Directions:
Output all of the data below exactly as given.

Extracted records:
+---+

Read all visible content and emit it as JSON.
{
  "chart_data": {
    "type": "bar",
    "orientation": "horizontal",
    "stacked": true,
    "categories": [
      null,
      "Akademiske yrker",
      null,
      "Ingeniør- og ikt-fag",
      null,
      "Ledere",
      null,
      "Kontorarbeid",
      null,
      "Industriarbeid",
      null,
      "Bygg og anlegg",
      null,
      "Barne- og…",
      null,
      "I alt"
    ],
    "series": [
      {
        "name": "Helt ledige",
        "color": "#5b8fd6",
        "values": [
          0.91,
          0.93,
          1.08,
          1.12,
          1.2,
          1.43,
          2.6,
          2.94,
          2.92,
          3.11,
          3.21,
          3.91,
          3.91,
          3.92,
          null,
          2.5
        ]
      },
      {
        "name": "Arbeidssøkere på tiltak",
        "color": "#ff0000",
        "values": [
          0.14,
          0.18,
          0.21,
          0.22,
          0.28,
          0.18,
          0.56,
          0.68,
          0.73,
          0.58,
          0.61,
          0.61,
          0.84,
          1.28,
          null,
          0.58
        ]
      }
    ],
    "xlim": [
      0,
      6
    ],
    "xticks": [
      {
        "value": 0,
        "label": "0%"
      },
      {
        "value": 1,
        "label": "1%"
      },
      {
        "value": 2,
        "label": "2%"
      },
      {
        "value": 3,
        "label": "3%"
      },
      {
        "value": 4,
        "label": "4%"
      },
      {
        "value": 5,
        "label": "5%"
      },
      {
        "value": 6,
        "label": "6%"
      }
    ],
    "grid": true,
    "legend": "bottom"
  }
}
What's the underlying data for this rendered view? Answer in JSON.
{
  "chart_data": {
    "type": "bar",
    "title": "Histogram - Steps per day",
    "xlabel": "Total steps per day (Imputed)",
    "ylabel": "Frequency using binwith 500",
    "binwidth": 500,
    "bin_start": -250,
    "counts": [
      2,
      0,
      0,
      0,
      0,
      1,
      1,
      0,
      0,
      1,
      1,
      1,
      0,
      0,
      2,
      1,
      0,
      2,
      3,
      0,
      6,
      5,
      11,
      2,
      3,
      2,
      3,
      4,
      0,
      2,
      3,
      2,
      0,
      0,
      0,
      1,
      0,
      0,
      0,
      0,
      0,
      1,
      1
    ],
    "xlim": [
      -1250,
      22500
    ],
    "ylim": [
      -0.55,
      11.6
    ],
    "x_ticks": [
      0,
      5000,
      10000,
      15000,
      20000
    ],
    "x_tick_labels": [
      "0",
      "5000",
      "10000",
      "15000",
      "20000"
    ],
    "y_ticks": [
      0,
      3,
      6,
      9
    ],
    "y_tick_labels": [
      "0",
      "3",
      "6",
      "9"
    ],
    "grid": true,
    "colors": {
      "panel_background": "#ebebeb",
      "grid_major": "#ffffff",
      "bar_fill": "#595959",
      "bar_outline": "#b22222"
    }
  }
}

+---+

Worked solution:
Read all visible content and emit it as JSON.
{
  "chart_data": {
    "type": "bar",
    "orientation": "horizontal",
    "stacked": true,
    "categories": [
      null,
      "Akademiske yrker",
      null,
      "Ingeniør- og ikt-fag",
      null,
      "Ledere",
      null,
      "Kontorarbeid",
      null,
      "Industriarbeid",
      null,
      "Bygg og anlegg",
      null,
      "Barne- og…",
      null,
      "I alt"
    ],
    "series": [
      {
        "name": "Helt ledige",
        "color": "#5b8fd6",
        "values": [
          0.91,
          0.93,
          1.08,
          1.12,
          1.2,
          1.43,
          2.6,
          2.94,
          2.92,
          3.11,
          3.21,
          3.91,
          3.91,
          3.92,
          null,
          2.5
        ]
      },
      {
        "name": "Arbeidssøkere på tiltak",
        "color": "#ff0000",
        "values": [
          0.14,
          0.18,
          0.21,
          0.22,
          0.28,
          0.18,
          0.56,
          0.68,
          0.73,
          0.58,
          0.61,
          0.61,
          0.84,
          1.28,
          null,
          0.58
        ]
      }
    ],
    "xlim": [
      0,
      6
    ],
    "xticks": [
      {
        "value": 0,
        "label": "0%"
      },
      {
        "value": 1,
        "label": "1%"
      },
      {
        "value": 2,
        "label": "2%"
      },
      {
        "value": 3,
        "label": "3%"
      },
      {
        "value": 4,
        "label": "4%"
      },
      {
        "value": 5,
        "label": "5%"
      },
      {
        "value": 6,
        "label": "6%"
      }
    ],
    "grid": true,
    "legend": "bottom"
  }
}
What's the underlying data for this rendered view? Answer in JSON.
{
  "chart_data": {
    "type": "bar",
    "title": "Histogram - Steps per day",
    "xlabel": "Total steps per day (Imputed)",
    "ylabel": "Frequency using binwith 500",
    "binwidth": 500,
    "bin_start": -250,
    "counts": [
      2,
      0,
      0,
      0,
      0,
      1,
      1,
      0,
      0,
      1,
      1,
      1,
      0,
      0,
      2,
      1,
      0,
      2,
      3,
      0,
      6,
      5,
      11,
      2,
      3,
      2,
      3,
      4,
      0,
      2,
      3,
      2,
      0,
      0,
      0,
      1,
      0,
      0,
      0,
      0,
      0,
      1,
      1
    ],
    "xlim": [
      -1250,
      22500
    ],
    "ylim": [
      -0.55,
      11.6
    ],
    "x_ticks": [
      0,
      5000,
      10000,
      15000,
      20000
    ],
    "x_tick_labels": [
      "0",
      "5000",
      "10000",
      "15000",
      "20000"
    ],
    "y_ticks": [
      0,
      3,
      6,
      9
    ],
    "y_tick_labels": [
      "0",
      "3",
      "6",
      "9"
    ],
    "grid": true,
    "colors": {
      "panel_background": "#ebebeb",
      "grid_major": "#ffffff",
      "bar_fill": "#595959",
      "bar_outline": "#b22222"
    }
  }
}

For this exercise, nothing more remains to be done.